Please find all lines in the data that hold the string "cercles" and copy them.
··· Data listing
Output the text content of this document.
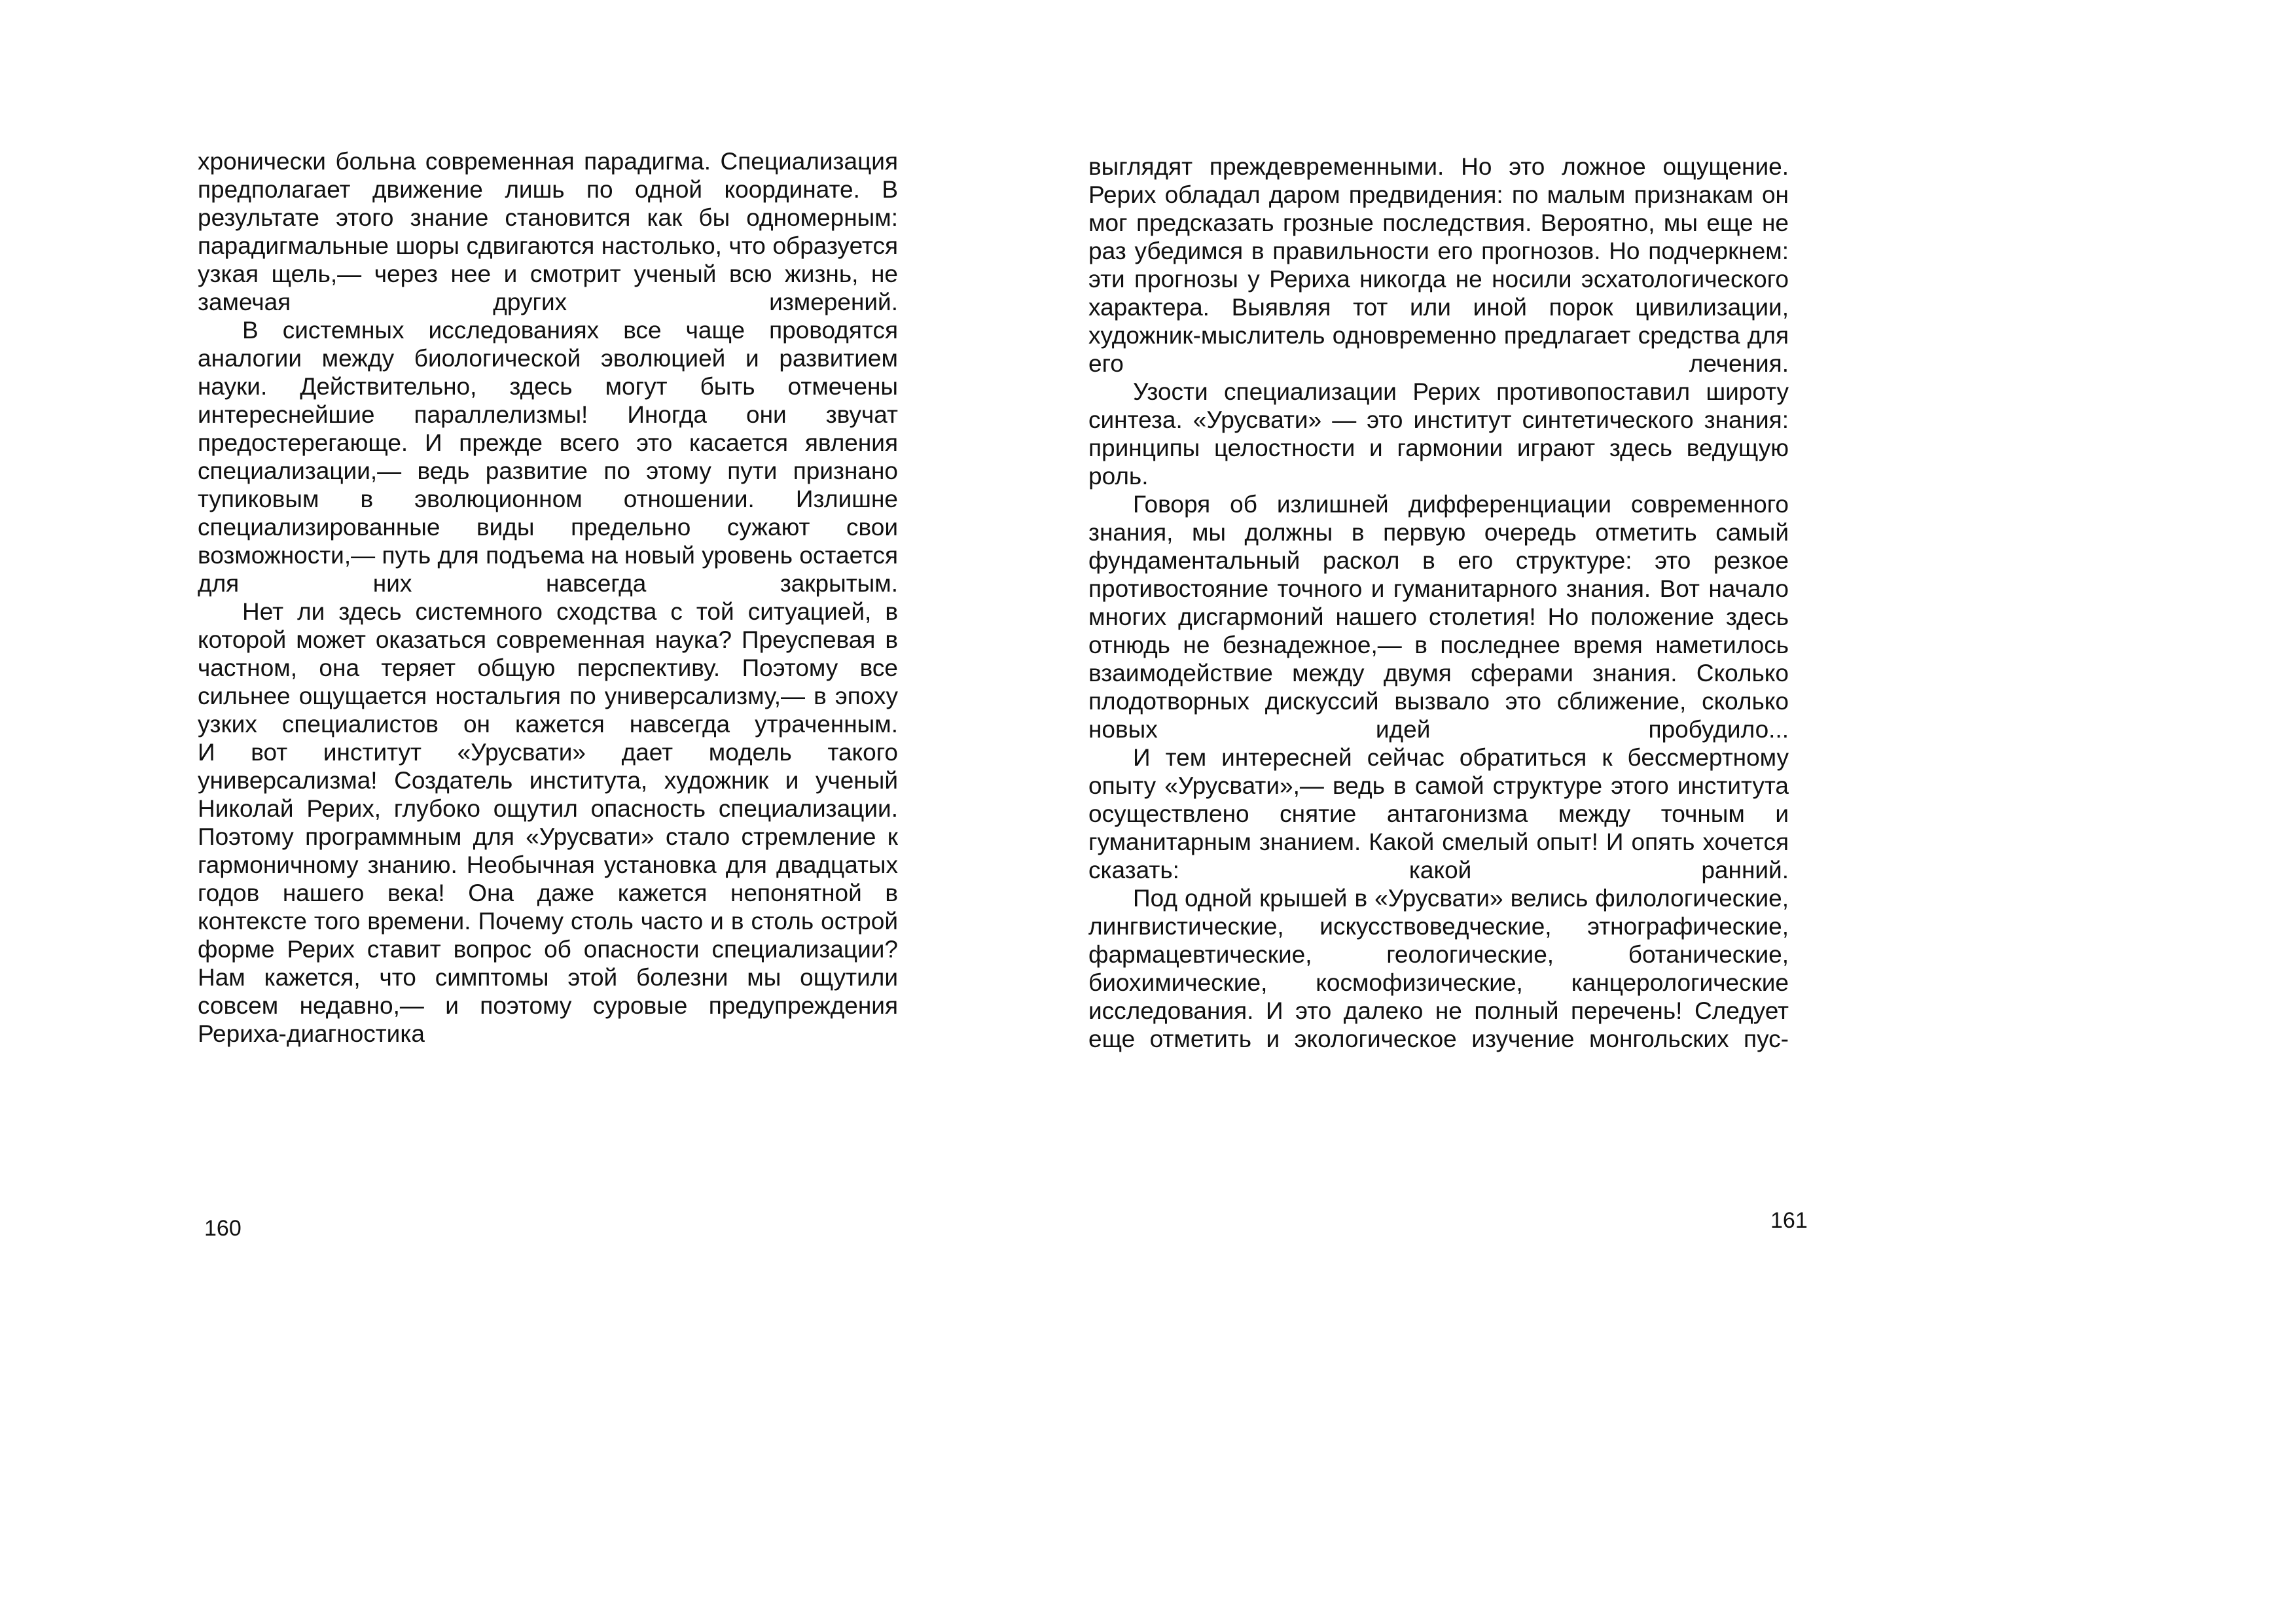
хронически больна современная парадигма. Специализация предполагает движение лишь по одной координате. В результате этого знание становится как бы одномерным: парадигмальные шоры сдвигаются настолько, что образуется узкая щель,— через нее и смотрит ученый всю жизнь, не замечая других измерений.

В системных исследованиях все чаще проводятся аналогии между биологической эволюцией и развитием науки. Действительно, здесь могут быть отмечены интереснейшие параллелизмы! Иногда они звучат предостерегающе. И прежде всего это касается явления специализации,— ведь развитие по этому пути признано тупиковым в эволюционном отношении. Излишне специализированные виды предельно сужают свои возможности,— путь для подъема на новый уровень остается для них навсегда закрытым.

Нет ли здесь системного сходства с той ситуацией, в которой может оказаться современная наука? Преуспевая в частном, она теряет общую перспективу. Поэтому все сильнее ощущается ностальгия по универсализму,— в эпоху узких специалистов он кажется навсегда утраченным.

И вот институт «Урусвати» дает модель такого универсализма! Создатель института, художник и ученый Николай Рерих, глубоко ощутил опасность специализации. Поэтому программным для «Урусвати» стало стремление к гармоничному знанию. Необычная установка для двадцатых годов нашего века! Она даже кажется непонятной в контексте того времени. Почему столь часто и в столь острой форме Рерих ставит вопрос об опасности специализации? Нам кажется, что симптомы этой болезни мы ощутили совсем недавно,— и поэтому суровые предупреждения Рериха-диагностика

выглядят преждевременными. Но это ложное ощущение. Рерих обладал даром предвидения: по малым признакам он мог предсказать грозные последствия. Вероятно, мы еще не раз убедимся в правильности его прогнозов. Но подчеркнем: эти прогнозы у Рериха никогда не носили эсхатологического характера. Выявляя тот или иной порок цивилизации, художник-мыслитель одновременно предлагает средства для его лечения.

Узости специализации Рерих противопоставил широту синтеза. «Урусвати» — это институт синтетического знания: принципы целостности и гармонии играют здесь ведущую роль.

Говоря об излишней дифференциации современного знания, мы должны в первую очередь отметить самый фундаментальный раскол в его структуре: это резкое противостояние точного и гуманитарного знания. Вот начало многих дисгармоний нашего столетия! Но положение здесь отнюдь не безнадежное,— в последнее время наметилось взаимодействие между двумя сферами знания. Сколько плодотворных дискуссий вызвало это сближение, сколько новых идей пробудило...

И тем интересней сейчас обратиться к бессмертному опыту «Урусвати»,— ведь в самой структуре этого института осуществлено снятие антагонизма между точным и гуманитарным знанием. Какой смелый опыт! И опять хочется сказать: какой ранний.

Под одной крышей в «Урусвати» велись филологические, лингвистические, искусствоведческие, этнографические, фармацевтические, геологические, ботанические, биохимические, космофизические, канцерологические исследования. И это далеко не полный перечень! Следует еще отметить и экологическое изучение монгольских пус-

160	161
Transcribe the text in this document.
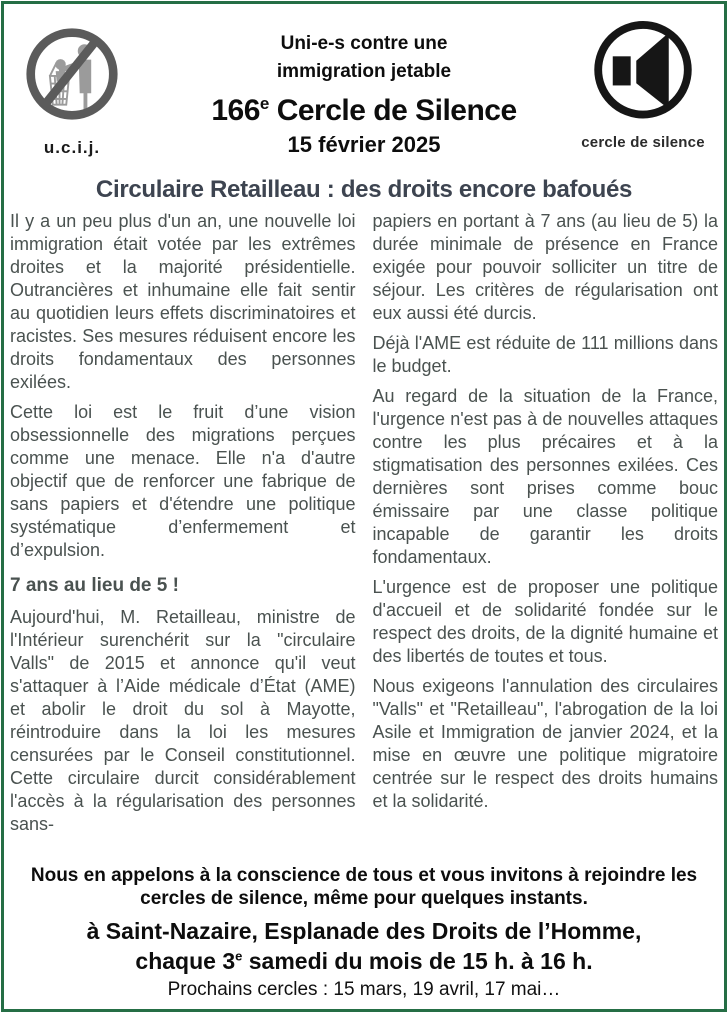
u.c.i.j.
Uni-e-s contre une
immigration jetable
166e Cercle de Silence
15 février 2025	cercle de silence
Circulaire Retailleau : des droits encore bafoués

Il y a un peu plus d'un an, une nouvelle loi immigration était votée par les extrêmes droites et la majorité présidentielle. Outrancières et inhumaine elle fait sentir au quotidien leurs effets discriminatoires et racistes. Ses mesures réduisent encore les droits fondamentaux des personnes exilées.

Cette loi est le fruit d’une vision obsessionnelle des migrations perçues comme une menace. Elle n'a d'autre objectif que de renforcer une fabrique de sans papiers et d'étendre une politique systématique d’enfermement et d’expulsion.

7 ans au lieu de 5 !

Aujourd'hui, M. Retailleau, ministre de l'Intérieur surenchérit sur la "circulaire Valls" de 2015 et annonce qu'il veut s'attaquer à l’Aide médicale d’État (AME) et abolir le droit du sol à Mayotte, réintroduire dans la loi les mesures censurées par le Conseil constitutionnel. Cette circulaire durcit considérablement l'accès à la régularisation des personnes sans-

papiers en portant à 7 ans (au lieu de 5) la durée minimale de présence en France exigée pour pouvoir solliciter un titre de séjour. Les critères de régularisation ont eux aussi été durcis.

Déjà l'AME est réduite de 111 millions dans le budget.

Au regard de la situation de la France, l'urgence n'est pas à de nouvelles attaques contre les plus précaires et à la stigmatisation des personnes exilées. Ces dernières sont prises comme bouc émissaire par une classe politique incapable de garantir les droits fondamentaux.

L'urgence est de proposer une politique d'accueil et de solidarité fondée sur le respect des droits, de la dignité humaine et des libertés de toutes et tous.

Nous exigeons l'annulation des circulaires "Valls" et "Retailleau", l'abrogation de la loi Asile et Immigration de janvier 2024, et la mise en œuvre une politique migratoire centrée sur le respect des droits humains et la solidarité.

Nous en appelons à la conscience de tous et vous invitons à rejoindre les cercles de silence, même pour quelques instants.
à Saint-Nazaire, Esplanade des Droits de l’Homme,
chaque 3e samedi du mois de 15 h. à 16 h.
Prochains cercles : 15 mars, 19 avril, 17 mai…
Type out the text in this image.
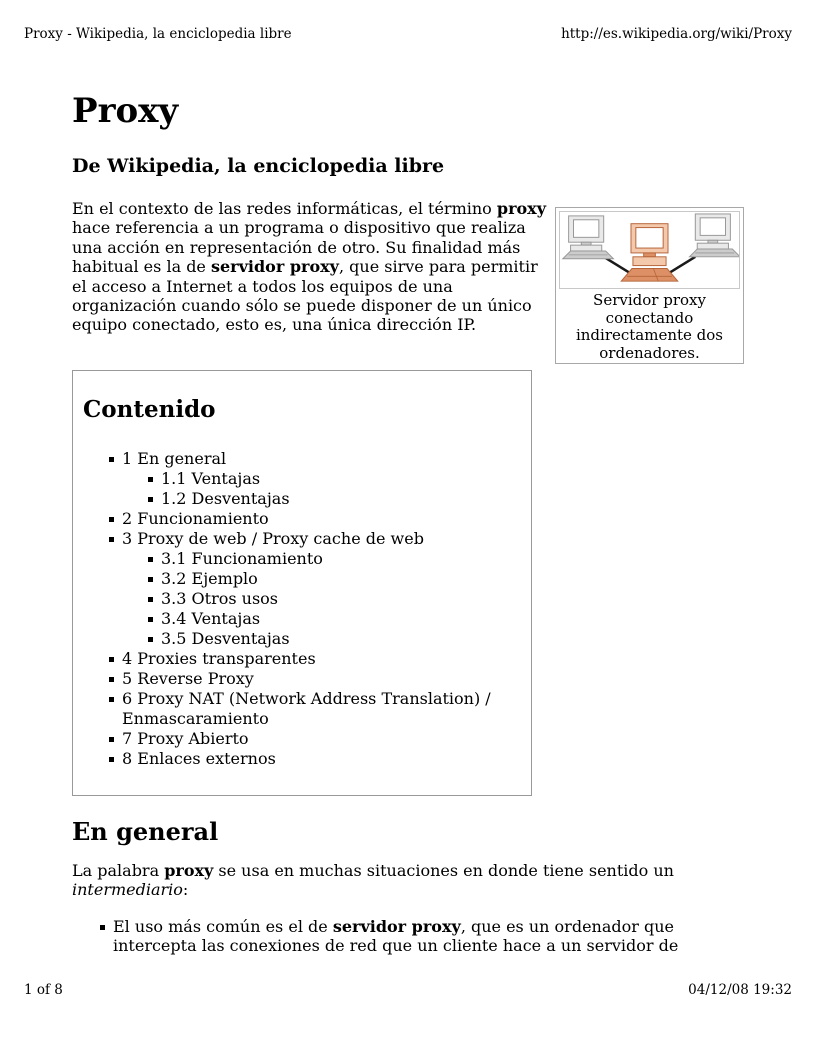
Proxy - Wikipedia, la enciclopedia libre	http://es.wikipedia.org/wiki/Proxy
Proxy
De Wikipedia, la enciclopedia libre
En el contexto de las redes informáticas, el término proxy hace referencia a un programa o dispositivo que realiza una acción en representación de otro. Su finalidad más habitual es la de servidor proxy, que sirve para permitir el acceso a Internet a todos los equipos de una organización cuando sólo se puede disponer de un único equipo conectado, esto es, una única dirección IP.
Servidor proxy conectando indirectamente dos ordenadores.
Contenido
1 En general
1.1 Ventajas
1.2 Desventajas
2 Funcionamiento
3 Proxy de web / Proxy cache de web
3.1 Funcionamiento
3.2 Ejemplo
3.3 Otros usos
3.4 Ventajas
3.5 Desventajas
4 Proxies transparentes
5 Reverse Proxy
6 Proxy NAT (Network Address Translation) / Enmascaramiento
7 Proxy Abierto
8 Enlaces externos
En general
La palabra proxy se usa en muchas situaciones en donde tiene sentido un intermediario:
El uso más común es el de servidor proxy, que es un ordenador que intercepta las conexiones de red que un cliente hace a un servidor de
1 of 8	04/12/08 19:32
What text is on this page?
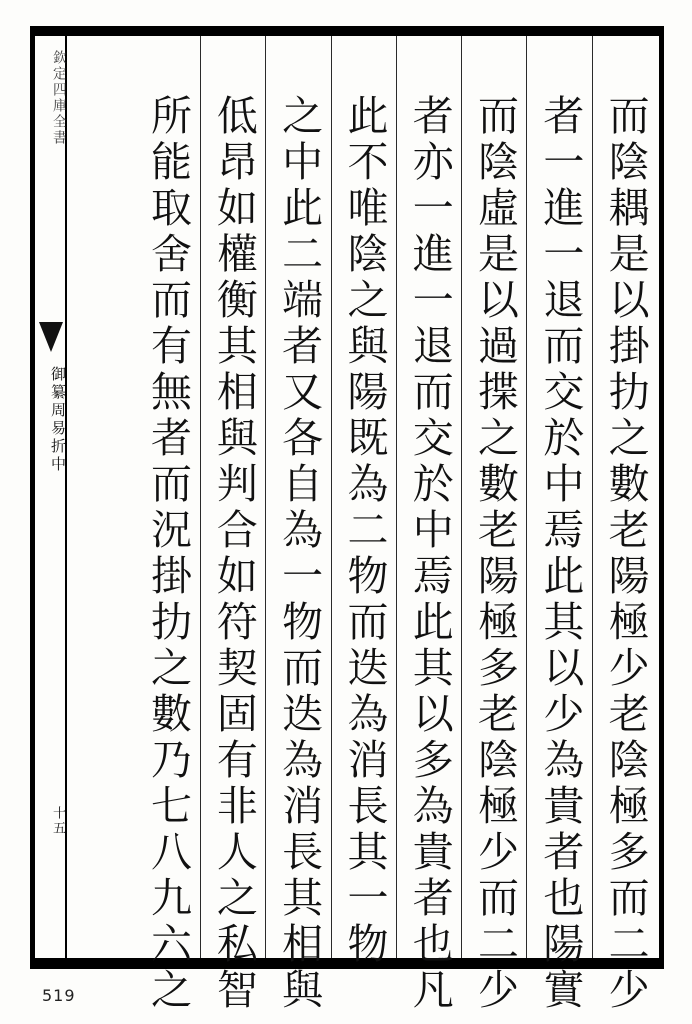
欽定四庫全書
御纂周易折中
十五	而陰耦是以掛扐之數老陽極少老陰極多而二少
者一進一退而交於中焉此其以少為貴者也陽實
而陰虛是以過揲之數老陽極多老陰極少而二少
者亦一進一退而交於中焉此其以多為貴者也凡
此不唯陰之與陽既為二物而迭為消長其一物
之中此二端者又各自為一物而迭為消長其相與
低昂如權衡其相與判合如符契固有非人之私智
所能取舍而有無者而況掛扐之數乃七八九六之
519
······
- Correct response:
Nous en appelons à la conscience de tous et vous invitons à rejoindre les cercles de silence, même pour quelques instants.
Prochains cercles : 15 mars, 19 avril, 17 mai…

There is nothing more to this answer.